_WHAT THE TASK REQUIRES_
Write out the full listing again, exactly as it stands.
● ● ● ●
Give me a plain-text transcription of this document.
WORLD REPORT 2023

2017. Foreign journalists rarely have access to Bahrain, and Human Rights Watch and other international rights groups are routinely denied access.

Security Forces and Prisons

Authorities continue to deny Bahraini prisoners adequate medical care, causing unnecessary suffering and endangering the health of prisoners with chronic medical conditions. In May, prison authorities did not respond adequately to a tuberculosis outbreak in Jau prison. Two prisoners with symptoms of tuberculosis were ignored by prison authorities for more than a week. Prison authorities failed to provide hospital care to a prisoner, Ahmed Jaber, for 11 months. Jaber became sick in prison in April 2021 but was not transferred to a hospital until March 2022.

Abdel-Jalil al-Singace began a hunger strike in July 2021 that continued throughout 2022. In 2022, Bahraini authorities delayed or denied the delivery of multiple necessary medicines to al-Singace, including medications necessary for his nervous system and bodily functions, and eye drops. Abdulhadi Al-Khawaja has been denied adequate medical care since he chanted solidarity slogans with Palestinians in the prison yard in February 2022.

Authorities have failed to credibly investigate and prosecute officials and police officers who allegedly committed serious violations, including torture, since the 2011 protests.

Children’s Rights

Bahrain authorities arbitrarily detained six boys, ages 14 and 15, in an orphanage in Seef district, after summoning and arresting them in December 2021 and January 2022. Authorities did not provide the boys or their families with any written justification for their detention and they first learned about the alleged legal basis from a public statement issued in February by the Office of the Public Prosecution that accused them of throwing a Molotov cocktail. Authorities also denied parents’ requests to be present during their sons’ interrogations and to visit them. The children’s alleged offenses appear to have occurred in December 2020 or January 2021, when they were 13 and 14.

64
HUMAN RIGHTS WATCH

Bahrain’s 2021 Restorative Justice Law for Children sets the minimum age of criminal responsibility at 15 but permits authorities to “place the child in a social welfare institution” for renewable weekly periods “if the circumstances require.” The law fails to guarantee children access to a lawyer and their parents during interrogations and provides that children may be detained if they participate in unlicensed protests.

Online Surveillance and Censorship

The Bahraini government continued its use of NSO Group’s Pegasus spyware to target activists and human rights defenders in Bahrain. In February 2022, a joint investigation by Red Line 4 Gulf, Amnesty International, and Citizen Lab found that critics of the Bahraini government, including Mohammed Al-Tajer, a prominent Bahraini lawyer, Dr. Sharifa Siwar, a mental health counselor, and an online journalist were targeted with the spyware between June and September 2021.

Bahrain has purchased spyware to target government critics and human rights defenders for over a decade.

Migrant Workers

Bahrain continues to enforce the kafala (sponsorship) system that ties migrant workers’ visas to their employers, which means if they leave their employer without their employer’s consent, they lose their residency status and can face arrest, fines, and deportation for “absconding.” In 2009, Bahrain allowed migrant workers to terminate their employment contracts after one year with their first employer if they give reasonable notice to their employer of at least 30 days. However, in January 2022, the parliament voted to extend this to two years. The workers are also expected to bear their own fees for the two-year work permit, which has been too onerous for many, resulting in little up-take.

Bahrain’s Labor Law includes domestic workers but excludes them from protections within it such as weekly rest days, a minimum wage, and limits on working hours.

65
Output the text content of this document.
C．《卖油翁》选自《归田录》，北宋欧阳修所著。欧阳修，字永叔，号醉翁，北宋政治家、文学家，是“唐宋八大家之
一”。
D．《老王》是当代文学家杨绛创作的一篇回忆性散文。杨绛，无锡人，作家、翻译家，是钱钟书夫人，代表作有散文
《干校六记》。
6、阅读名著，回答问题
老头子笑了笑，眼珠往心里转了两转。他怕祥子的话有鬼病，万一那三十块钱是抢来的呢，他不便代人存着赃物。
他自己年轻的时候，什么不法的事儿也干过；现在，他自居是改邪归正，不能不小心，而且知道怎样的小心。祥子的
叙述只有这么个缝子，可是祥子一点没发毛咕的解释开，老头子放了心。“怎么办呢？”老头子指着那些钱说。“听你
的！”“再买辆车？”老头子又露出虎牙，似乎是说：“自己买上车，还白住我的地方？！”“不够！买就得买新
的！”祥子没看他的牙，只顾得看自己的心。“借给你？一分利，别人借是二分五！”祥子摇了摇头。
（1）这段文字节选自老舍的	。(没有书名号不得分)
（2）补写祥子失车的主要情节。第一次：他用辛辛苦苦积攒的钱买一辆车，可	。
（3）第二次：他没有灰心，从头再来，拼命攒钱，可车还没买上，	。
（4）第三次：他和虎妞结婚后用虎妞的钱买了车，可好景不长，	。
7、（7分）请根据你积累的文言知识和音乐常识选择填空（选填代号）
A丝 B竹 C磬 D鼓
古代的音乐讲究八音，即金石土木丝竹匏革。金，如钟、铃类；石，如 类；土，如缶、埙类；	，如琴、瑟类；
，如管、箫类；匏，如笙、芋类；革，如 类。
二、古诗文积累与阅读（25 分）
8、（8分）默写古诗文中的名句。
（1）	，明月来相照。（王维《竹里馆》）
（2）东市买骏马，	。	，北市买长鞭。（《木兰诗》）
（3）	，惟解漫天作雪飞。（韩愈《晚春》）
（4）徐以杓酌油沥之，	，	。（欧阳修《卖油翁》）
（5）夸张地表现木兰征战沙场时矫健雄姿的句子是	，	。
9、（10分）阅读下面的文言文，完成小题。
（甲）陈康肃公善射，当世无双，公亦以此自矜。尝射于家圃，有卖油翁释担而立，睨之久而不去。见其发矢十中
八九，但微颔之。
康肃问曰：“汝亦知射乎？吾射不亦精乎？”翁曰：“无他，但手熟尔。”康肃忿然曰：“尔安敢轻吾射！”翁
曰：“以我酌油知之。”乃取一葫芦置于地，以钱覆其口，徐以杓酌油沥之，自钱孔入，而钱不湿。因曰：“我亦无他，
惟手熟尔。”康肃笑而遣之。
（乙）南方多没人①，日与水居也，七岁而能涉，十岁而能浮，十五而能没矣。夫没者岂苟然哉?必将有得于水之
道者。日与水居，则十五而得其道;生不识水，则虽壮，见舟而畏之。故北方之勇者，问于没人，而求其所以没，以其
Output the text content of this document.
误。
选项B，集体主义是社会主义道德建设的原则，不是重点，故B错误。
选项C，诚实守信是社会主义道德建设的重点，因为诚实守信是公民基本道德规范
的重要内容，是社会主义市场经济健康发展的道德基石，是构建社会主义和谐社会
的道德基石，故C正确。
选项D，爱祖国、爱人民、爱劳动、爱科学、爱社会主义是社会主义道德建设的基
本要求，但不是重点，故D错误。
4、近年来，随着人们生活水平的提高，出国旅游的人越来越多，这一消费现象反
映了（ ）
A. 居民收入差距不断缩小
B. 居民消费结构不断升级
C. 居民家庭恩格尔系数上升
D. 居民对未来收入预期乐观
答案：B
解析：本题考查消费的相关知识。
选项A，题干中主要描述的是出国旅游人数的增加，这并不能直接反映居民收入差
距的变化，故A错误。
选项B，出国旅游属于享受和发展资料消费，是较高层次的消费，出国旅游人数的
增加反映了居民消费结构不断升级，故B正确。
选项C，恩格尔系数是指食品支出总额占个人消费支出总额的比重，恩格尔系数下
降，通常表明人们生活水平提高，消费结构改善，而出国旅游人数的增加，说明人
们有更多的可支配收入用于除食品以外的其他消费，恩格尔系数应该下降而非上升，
● ● ● ●
_EXERCISE SOLUTION_
Give me a plain-text transcription of this document.
WORLD REPORT 2023

2017. Foreign journalists rarely have access to Bahrain, and Human Rights Watch and other international rights groups are routinely denied access.

Security Forces and Prisons

Authorities continue to deny Bahraini prisoners adequate medical care, causing unnecessary suffering and endangering the health of prisoners with chronic medical conditions. In May, prison authorities did not respond adequately to a tuberculosis outbreak in Jau prison. Two prisoners with symptoms of tuberculosis were ignored by prison authorities for more than a week. Prison authorities failed to provide hospital care to a prisoner, Ahmed Jaber, for 11 months. Jaber became sick in prison in April 2021 but was not transferred to a hospital until March 2022.

Abdel-Jalil al-Singace began a hunger strike in July 2021 that continued throughout 2022. In 2022, Bahraini authorities delayed or denied the delivery of multiple necessary medicines to al-Singace, including medications necessary for his nervous system and bodily functions, and eye drops. Abdulhadi Al-Khawaja has been denied adequate medical care since he chanted solidarity slogans with Palestinians in the prison yard in February 2022.

Authorities have failed to credibly investigate and prosecute officials and police officers who allegedly committed serious violations, including torture, since the 2011 protests.

Children’s Rights

Bahrain authorities arbitrarily detained six boys, ages 14 and 15, in an orphanage in Seef district, after summoning and arresting them in December 2021 and January 2022. Authorities did not provide the boys or their families with any written justification for their detention and they first learned about the alleged legal basis from a public statement issued in February by the Office of the Public Prosecution that accused them of throwing a Molotov cocktail. Authorities also denied parents’ requests to be present during their sons’ interrogations and to visit them. The children’s alleged offenses appear to have occurred in December 2020 or January 2021, when they were 13 and 14.

64
HUMAN RIGHTS WATCH

Bahrain’s 2021 Restorative Justice Law for Children sets the minimum age of criminal responsibility at 15 but permits authorities to “place the child in a social welfare institution” for renewable weekly periods “if the circumstances require.” The law fails to guarantee children access to a lawyer and their parents during interrogations and provides that children may be detained if they participate in unlicensed protests.

Online Surveillance and Censorship

The Bahraini government continued its use of NSO Group’s Pegasus spyware to target activists and human rights defenders in Bahrain. In February 2022, a joint investigation by Red Line 4 Gulf, Amnesty International, and Citizen Lab found that critics of the Bahraini government, including Mohammed Al-Tajer, a prominent Bahraini lawyer, Dr. Sharifa Siwar, a mental health counselor, and an online journalist were targeted with the spyware between June and September 2021.

Bahrain has purchased spyware to target government critics and human rights defenders for over a decade.

Migrant Workers

Bahrain continues to enforce the kafala (sponsorship) system that ties migrant workers’ visas to their employers, which means if they leave their employer without their employer’s consent, they lose their residency status and can face arrest, fines, and deportation for “absconding.” In 2009, Bahrain allowed migrant workers to terminate their employment contracts after one year with their first employer if they give reasonable notice to their employer of at least 30 days. However, in January 2022, the parliament voted to extend this to two years. The workers are also expected to bear their own fees for the two-year work permit, which has been too onerous for many, resulting in little up-take.

Bahrain’s Labor Law includes domestic workers but excludes them from protections within it such as weekly rest days, a minimum wage, and limits on working hours.

65
Output the text content of this document.
C．《卖油翁》选自《归田录》，北宋欧阳修所著。欧阳修，字永叔，号醉翁，北宋政治家、文学家，是“唐宋八大家之
一”。
D．《老王》是当代文学家杨绛创作的一篇回忆性散文。杨绛，无锡人，作家、翻译家，是钱钟书夫人，代表作有散文
《干校六记》。
6、阅读名著，回答问题
老头子笑了笑，眼珠往心里转了两转。他怕祥子的话有鬼病，万一那三十块钱是抢来的呢，他不便代人存着赃物。
他自己年轻的时候，什么不法的事儿也干过；现在，他自居是改邪归正，不能不小心，而且知道怎样的小心。祥子的
叙述只有这么个缝子，可是祥子一点没发毛咕的解释开，老头子放了心。“怎么办呢？”老头子指着那些钱说。“听你
的！”“再买辆车？”老头子又露出虎牙，似乎是说：“自己买上车，还白住我的地方？！”“不够！买就得买新
的！”祥子没看他的牙，只顾得看自己的心。“借给你？一分利，别人借是二分五！”祥子摇了摇头。
（1）这段文字节选自老舍的	。(没有书名号不得分)
（2）补写祥子失车的主要情节。第一次：他用辛辛苦苦积攒的钱买一辆车，可	。
（3）第二次：他没有灰心，从头再来，拼命攒钱，可车还没买上，	。
（4）第三次：他和虎妞结婚后用虎妞的钱买了车，可好景不长，	。
7、（7分）请根据你积累的文言知识和音乐常识选择填空（选填代号）
A丝 B竹 C磬 D鼓
古代的音乐讲究八音，即金石土木丝竹匏革。金，如钟、铃类；石，如 类；土，如缶、埙类；	，如琴、瑟类；
，如管、箫类；匏，如笙、芋类；革，如 类。
二、古诗文积累与阅读（25 分）
8、（8分）默写古诗文中的名句。
（1）	，明月来相照。（王维《竹里馆》）
（2）东市买骏马，	。	，北市买长鞭。（《木兰诗》）
（3）	，惟解漫天作雪飞。（韩愈《晚春》）
（4）徐以杓酌油沥之，	，	。（欧阳修《卖油翁》）
（5）夸张地表现木兰征战沙场时矫健雄姿的句子是	，	。
9、（10分）阅读下面的文言文，完成小题。
（甲）陈康肃公善射，当世无双，公亦以此自矜。尝射于家圃，有卖油翁释担而立，睨之久而不去。见其发矢十中
八九，但微颔之。
康肃问曰：“汝亦知射乎？吾射不亦精乎？”翁曰：“无他，但手熟尔。”康肃忿然曰：“尔安敢轻吾射！”翁
曰：“以我酌油知之。”乃取一葫芦置于地，以钱覆其口，徐以杓酌油沥之，自钱孔入，而钱不湿。因曰：“我亦无他，
惟手熟尔。”康肃笑而遣之。
（乙）南方多没人①，日与水居也，七岁而能涉，十岁而能浮，十五而能没矣。夫没者岂苟然哉?必将有得于水之
道者。日与水居，则十五而得其道;生不识水，则虽壮，见舟而畏之。故北方之勇者，问于没人，而求其所以没，以其
Output the text content of this document.
误。
选项B，集体主义是社会主义道德建设的原则，不是重点，故B错误。
选项C，诚实守信是社会主义道德建设的重点，因为诚实守信是公民基本道德规范
的重要内容，是社会主义市场经济健康发展的道德基石，是构建社会主义和谐社会
的道德基石，故C正确。
选项D，爱祖国、爱人民、爱劳动、爱科学、爱社会主义是社会主义道德建设的基
本要求，但不是重点，故D错误。
4、近年来，随着人们生活水平的提高，出国旅游的人越来越多，这一消费现象反
映了（ ）
A. 居民收入差距不断缩小
B. 居民消费结构不断升级
C. 居民家庭恩格尔系数上升
D. 居民对未来收入预期乐观
答案：B
解析：本题考查消费的相关知识。
选项A，题干中主要描述的是出国旅游人数的增加，这并不能直接反映居民收入差
距的变化，故A错误。
选项B，出国旅游属于享受和发展资料消费，是较高层次的消费，出国旅游人数的
增加反映了居民消费结构不断升级，故B正确。
选项C，恩格尔系数是指食品支出总额占个人消费支出总额的比重，恩格尔系数下
降，通常表明人们生活水平提高，消费结构改善，而出国旅游人数的增加，说明人
们有更多的可支配收入用于除食品以外的其他消费，恩格尔系数应该下降而非上升，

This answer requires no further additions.